Part of a data file:

○ ○ ○ ○

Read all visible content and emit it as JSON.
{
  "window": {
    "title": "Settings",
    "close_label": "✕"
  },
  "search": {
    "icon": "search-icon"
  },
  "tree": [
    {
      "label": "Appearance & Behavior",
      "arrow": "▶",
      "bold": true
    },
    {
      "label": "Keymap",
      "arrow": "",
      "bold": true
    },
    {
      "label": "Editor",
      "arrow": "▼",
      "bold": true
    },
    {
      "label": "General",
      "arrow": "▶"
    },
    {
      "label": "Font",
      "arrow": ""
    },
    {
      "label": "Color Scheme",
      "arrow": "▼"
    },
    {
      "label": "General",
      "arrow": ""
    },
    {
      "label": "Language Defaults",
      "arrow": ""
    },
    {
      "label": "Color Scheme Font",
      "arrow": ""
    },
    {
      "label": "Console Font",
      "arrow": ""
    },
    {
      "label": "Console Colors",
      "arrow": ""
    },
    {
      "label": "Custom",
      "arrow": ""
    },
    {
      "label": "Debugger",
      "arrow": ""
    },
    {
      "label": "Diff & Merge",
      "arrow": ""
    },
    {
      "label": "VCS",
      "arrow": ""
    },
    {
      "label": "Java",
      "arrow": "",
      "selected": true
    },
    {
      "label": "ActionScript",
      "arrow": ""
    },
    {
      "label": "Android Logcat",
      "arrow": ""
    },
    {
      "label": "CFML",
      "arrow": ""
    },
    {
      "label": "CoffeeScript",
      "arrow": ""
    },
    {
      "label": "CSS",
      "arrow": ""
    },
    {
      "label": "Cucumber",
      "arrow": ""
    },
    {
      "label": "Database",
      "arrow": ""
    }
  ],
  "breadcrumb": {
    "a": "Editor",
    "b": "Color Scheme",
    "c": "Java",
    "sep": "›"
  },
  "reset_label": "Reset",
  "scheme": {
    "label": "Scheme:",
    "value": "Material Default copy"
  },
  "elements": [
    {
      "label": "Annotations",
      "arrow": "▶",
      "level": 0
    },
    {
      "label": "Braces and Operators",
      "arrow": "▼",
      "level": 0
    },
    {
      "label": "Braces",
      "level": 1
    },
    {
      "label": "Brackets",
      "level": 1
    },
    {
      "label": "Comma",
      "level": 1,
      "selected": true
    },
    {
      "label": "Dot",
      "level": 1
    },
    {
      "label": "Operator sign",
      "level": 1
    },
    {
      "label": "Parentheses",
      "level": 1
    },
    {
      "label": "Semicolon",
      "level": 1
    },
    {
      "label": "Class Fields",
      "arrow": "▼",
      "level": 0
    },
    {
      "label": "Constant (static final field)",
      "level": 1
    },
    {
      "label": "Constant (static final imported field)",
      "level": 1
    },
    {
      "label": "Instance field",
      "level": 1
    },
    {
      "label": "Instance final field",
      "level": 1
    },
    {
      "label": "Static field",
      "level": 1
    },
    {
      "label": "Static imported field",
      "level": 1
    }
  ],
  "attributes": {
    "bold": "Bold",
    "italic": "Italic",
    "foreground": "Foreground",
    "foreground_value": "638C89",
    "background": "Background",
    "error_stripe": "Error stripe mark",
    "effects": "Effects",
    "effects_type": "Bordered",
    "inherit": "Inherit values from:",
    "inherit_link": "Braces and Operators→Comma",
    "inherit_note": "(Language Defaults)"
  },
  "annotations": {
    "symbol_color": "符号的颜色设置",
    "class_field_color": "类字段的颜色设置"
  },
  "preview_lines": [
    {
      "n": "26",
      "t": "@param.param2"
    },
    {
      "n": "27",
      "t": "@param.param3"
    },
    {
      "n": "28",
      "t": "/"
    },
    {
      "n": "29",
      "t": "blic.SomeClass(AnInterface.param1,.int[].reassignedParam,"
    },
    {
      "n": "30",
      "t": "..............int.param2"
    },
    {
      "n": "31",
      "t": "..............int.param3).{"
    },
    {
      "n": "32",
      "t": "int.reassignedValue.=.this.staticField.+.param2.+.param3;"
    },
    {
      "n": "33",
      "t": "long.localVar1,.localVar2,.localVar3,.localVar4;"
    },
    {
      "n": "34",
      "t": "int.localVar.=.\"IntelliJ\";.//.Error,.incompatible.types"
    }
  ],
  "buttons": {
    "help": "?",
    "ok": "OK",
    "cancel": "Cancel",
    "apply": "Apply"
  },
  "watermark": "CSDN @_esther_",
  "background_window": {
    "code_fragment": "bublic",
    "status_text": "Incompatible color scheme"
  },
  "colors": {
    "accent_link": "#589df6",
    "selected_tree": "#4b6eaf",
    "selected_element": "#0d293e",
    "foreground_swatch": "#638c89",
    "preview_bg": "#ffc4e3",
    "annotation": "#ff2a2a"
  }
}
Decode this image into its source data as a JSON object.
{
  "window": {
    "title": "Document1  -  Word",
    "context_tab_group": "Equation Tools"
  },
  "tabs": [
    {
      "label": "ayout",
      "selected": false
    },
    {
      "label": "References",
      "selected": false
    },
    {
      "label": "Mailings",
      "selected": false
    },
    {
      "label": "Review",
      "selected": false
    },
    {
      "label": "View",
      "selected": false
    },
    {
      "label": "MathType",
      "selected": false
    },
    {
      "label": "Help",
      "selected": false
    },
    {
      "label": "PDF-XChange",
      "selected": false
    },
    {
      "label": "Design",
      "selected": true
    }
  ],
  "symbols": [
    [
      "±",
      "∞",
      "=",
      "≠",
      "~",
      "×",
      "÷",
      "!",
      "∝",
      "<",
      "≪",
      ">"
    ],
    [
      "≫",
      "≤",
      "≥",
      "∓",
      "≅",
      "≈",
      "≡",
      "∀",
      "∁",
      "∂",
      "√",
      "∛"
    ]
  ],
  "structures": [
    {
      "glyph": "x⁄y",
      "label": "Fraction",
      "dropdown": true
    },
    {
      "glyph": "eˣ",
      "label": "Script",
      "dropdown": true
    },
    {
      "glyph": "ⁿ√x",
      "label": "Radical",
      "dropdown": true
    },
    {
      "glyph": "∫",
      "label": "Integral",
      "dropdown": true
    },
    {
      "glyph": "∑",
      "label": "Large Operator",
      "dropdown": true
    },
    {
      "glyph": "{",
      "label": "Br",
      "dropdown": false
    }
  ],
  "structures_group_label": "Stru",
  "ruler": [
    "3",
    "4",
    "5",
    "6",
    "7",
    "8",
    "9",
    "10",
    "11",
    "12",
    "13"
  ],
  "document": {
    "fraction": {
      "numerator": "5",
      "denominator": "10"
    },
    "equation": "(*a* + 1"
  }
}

○ ○ ○ ○

WHAT TO PRODUCE: What is the number of lines above that contain the string "Constant"? Answer with the number alone.

REPLY TO THE EXERCISE: 2